● Task requirements: Look through the records below and collect all lines that hold the string "JSON".

● Information provided:
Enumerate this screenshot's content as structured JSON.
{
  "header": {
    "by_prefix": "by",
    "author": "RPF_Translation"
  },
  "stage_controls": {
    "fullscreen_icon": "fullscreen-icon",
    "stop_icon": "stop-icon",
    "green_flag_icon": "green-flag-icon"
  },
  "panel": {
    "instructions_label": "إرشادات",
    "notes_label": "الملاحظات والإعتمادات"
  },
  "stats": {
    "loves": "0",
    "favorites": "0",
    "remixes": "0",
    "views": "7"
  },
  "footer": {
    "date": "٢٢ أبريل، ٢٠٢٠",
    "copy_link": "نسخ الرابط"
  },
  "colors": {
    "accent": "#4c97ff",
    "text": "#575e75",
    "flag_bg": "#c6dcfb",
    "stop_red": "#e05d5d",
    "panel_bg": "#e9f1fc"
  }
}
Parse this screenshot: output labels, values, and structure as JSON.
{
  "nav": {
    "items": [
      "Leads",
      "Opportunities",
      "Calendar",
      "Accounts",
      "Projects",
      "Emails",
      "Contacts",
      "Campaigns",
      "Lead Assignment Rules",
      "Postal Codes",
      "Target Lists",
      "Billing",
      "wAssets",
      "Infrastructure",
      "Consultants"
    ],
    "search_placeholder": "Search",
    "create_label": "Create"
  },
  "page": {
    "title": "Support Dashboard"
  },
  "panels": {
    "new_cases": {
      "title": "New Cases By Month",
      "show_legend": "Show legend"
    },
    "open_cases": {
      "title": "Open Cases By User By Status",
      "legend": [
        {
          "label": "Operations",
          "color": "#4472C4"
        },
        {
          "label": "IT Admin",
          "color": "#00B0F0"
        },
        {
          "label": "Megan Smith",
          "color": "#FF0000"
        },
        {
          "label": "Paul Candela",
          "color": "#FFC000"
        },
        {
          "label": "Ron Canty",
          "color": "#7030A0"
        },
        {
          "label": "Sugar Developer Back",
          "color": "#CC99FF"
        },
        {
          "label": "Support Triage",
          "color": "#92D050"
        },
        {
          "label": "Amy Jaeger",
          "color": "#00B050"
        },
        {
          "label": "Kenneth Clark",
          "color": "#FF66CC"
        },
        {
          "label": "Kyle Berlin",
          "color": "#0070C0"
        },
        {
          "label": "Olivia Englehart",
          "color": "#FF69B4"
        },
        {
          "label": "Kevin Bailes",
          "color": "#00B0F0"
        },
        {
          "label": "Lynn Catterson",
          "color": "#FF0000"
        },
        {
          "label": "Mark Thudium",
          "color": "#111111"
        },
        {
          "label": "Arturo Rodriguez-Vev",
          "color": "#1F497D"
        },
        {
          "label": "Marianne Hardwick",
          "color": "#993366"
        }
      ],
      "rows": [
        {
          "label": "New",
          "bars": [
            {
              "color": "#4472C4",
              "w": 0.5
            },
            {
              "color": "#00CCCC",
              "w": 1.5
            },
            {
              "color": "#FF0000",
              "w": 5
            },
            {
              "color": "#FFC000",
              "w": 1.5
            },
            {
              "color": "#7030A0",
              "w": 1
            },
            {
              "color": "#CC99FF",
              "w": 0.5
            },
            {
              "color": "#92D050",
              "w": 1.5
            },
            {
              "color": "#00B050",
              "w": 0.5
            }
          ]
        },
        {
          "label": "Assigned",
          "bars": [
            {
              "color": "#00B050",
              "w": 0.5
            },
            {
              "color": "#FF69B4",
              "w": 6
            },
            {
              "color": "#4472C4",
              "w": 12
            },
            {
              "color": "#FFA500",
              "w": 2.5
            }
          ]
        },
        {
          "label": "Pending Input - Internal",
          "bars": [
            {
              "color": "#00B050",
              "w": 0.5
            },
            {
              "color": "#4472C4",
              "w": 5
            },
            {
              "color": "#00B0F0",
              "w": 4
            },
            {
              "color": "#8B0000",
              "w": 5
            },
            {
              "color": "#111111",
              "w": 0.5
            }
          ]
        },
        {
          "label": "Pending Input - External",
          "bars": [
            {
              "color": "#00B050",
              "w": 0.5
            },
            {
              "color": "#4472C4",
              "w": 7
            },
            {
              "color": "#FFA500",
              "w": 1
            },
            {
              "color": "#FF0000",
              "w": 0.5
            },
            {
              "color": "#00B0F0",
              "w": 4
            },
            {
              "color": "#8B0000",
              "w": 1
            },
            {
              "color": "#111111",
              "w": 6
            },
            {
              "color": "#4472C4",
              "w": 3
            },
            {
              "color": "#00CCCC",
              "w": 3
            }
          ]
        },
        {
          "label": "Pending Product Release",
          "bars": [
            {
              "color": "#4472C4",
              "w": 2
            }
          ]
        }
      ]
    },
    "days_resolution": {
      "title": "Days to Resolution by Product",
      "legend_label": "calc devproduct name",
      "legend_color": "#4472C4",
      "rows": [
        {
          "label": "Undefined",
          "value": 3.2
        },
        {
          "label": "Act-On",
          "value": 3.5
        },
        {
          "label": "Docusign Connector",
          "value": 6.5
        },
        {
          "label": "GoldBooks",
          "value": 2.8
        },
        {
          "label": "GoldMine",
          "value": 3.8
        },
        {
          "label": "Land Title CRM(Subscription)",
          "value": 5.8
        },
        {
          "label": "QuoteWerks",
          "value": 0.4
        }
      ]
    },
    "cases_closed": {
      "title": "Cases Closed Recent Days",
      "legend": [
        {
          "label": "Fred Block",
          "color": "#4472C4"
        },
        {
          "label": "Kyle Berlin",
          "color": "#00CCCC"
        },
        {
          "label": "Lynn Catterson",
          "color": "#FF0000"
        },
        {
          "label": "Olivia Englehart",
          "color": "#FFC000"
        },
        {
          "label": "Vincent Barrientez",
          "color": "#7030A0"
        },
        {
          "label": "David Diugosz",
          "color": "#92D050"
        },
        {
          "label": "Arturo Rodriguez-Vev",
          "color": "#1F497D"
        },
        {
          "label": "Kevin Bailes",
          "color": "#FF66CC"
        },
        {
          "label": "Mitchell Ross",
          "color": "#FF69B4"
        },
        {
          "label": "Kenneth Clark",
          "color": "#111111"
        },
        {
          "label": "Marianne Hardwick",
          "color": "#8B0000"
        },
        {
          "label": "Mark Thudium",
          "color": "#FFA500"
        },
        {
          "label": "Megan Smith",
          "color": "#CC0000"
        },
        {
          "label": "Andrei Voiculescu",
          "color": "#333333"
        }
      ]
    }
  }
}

● Solved problem:
Enumerate this screenshot's content as structured JSON.
Parse this screenshot: output labels, values, and structure as JSON.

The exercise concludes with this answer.